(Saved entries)
※ ※ ※

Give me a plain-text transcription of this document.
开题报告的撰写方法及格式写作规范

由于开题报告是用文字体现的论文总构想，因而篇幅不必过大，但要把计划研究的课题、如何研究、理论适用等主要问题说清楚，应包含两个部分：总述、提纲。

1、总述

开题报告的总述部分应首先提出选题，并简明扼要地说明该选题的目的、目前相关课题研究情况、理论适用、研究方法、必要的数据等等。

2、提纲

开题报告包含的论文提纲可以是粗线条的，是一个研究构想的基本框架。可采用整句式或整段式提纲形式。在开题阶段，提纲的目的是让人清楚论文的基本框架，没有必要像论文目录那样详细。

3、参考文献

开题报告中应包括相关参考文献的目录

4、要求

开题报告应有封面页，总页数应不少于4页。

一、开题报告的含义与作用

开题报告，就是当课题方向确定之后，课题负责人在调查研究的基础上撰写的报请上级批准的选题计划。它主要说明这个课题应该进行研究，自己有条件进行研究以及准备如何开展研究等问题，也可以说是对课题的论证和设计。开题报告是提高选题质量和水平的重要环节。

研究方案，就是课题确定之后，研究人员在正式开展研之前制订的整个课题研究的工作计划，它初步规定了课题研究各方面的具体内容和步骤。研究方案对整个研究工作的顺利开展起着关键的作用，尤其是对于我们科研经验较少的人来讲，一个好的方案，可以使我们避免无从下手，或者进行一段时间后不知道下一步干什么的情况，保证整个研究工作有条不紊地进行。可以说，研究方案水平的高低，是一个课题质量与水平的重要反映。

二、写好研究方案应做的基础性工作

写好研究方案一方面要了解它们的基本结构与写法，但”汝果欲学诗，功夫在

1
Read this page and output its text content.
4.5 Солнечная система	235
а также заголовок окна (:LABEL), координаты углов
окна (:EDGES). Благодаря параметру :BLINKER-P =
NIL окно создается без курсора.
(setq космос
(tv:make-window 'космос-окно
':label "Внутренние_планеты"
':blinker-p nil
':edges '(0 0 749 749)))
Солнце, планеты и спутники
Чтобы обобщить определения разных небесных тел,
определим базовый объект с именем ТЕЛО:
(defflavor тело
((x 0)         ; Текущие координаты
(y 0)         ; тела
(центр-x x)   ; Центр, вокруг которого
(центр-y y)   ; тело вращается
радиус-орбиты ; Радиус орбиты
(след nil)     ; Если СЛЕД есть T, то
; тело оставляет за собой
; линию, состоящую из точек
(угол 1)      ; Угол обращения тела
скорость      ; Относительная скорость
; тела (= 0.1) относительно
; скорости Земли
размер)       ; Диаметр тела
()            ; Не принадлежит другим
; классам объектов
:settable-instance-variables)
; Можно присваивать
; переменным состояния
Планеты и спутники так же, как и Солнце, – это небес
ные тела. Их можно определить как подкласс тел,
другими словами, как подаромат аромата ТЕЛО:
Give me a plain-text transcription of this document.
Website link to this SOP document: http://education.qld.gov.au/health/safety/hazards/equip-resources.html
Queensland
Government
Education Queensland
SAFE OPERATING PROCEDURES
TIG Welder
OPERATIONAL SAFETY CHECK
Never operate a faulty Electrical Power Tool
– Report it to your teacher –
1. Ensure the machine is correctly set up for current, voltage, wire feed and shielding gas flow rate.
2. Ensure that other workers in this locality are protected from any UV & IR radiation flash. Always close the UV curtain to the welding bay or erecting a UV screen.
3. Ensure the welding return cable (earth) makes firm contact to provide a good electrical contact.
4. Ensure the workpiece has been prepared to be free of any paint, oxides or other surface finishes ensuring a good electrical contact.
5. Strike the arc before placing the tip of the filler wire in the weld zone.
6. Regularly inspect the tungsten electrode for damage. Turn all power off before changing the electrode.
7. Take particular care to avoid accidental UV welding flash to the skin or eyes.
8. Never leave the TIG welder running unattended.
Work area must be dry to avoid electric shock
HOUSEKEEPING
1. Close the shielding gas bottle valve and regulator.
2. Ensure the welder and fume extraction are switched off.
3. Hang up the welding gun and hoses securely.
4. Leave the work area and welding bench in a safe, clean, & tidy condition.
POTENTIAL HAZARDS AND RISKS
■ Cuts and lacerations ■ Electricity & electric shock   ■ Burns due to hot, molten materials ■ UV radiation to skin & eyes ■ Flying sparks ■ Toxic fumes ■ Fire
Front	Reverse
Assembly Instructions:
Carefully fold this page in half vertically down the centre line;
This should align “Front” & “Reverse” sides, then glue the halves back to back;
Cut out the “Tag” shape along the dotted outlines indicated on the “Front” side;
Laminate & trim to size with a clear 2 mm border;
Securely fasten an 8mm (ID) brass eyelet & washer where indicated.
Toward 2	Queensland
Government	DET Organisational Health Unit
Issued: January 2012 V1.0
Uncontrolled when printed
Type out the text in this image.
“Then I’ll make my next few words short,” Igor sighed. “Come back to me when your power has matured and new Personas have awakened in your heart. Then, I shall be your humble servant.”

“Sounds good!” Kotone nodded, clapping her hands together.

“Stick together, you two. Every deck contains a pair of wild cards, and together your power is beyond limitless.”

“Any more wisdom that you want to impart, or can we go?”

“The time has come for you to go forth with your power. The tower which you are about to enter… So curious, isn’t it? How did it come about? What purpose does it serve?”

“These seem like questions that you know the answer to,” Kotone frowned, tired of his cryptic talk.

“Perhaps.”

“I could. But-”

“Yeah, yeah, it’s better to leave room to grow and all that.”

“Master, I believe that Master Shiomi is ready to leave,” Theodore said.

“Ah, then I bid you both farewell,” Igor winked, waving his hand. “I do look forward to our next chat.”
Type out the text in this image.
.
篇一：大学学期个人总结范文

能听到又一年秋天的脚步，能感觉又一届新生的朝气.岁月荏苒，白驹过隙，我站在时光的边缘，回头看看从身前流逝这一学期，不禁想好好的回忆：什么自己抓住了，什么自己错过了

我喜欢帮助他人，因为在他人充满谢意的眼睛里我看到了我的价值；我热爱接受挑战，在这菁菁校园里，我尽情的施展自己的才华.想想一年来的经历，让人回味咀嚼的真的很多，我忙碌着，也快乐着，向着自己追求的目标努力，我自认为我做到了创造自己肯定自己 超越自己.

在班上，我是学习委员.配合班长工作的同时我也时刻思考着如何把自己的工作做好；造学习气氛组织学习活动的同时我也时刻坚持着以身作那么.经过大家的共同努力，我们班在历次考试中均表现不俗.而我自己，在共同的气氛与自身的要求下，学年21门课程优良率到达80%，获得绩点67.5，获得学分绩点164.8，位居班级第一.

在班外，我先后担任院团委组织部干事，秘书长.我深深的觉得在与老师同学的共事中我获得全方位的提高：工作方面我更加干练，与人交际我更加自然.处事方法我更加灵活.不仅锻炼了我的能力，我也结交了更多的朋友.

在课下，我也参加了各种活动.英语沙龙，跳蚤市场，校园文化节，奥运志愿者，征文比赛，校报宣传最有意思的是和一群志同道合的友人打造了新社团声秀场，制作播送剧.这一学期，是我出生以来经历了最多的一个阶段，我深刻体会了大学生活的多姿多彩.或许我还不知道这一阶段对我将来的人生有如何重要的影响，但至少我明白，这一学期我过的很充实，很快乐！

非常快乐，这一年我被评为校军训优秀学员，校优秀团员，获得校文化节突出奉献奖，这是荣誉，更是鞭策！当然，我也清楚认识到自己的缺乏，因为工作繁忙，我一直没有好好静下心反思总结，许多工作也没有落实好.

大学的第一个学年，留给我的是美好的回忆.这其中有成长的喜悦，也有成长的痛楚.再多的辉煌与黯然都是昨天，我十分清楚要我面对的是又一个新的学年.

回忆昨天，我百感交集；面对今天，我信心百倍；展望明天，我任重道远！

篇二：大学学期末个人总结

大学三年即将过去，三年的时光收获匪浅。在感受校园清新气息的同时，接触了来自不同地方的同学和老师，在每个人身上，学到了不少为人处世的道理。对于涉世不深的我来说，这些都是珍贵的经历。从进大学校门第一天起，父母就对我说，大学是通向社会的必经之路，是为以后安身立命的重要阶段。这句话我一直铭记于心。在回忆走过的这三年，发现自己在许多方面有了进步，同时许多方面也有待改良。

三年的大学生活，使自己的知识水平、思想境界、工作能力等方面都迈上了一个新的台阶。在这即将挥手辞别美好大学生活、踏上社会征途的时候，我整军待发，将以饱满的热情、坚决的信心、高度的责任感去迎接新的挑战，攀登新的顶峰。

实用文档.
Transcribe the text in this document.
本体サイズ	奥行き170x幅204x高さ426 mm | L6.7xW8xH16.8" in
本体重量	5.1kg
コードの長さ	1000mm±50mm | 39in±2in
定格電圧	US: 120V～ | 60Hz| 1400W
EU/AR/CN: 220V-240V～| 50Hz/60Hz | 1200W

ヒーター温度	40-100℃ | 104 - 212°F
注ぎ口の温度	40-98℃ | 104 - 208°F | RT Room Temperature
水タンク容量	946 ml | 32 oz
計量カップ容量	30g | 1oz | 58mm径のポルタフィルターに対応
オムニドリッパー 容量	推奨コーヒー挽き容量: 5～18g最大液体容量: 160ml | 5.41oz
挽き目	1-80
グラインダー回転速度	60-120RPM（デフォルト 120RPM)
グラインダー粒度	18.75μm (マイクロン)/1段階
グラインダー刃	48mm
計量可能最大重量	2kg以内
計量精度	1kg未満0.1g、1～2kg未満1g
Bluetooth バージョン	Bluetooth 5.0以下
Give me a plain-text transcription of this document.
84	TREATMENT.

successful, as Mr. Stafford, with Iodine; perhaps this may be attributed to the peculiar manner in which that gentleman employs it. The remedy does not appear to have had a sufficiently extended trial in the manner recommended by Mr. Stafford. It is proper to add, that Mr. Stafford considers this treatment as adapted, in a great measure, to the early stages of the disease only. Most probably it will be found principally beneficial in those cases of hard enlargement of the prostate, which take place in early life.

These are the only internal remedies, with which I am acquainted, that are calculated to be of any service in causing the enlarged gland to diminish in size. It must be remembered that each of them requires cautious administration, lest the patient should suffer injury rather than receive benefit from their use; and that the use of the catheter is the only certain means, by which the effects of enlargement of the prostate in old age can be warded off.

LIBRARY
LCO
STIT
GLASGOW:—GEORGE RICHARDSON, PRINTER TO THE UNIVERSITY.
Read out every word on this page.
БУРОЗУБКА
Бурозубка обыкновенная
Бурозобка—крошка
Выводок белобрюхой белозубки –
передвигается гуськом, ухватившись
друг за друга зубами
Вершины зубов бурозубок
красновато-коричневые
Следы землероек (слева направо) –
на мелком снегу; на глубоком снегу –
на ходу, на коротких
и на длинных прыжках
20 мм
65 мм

※ ※ ※

## WHAT YOU WILL DO
Go through the records and copy each line with "back" in it.

## THE COMPLETED TASK
This should align “Front” & “Reverse” sides, then glue the halves back to back;
“Then I’ll make my next few words short,” Igor sighed. “Come back to me when your power has matured and new Personas have awakened in your heart. Then, I shall be your humble servant.”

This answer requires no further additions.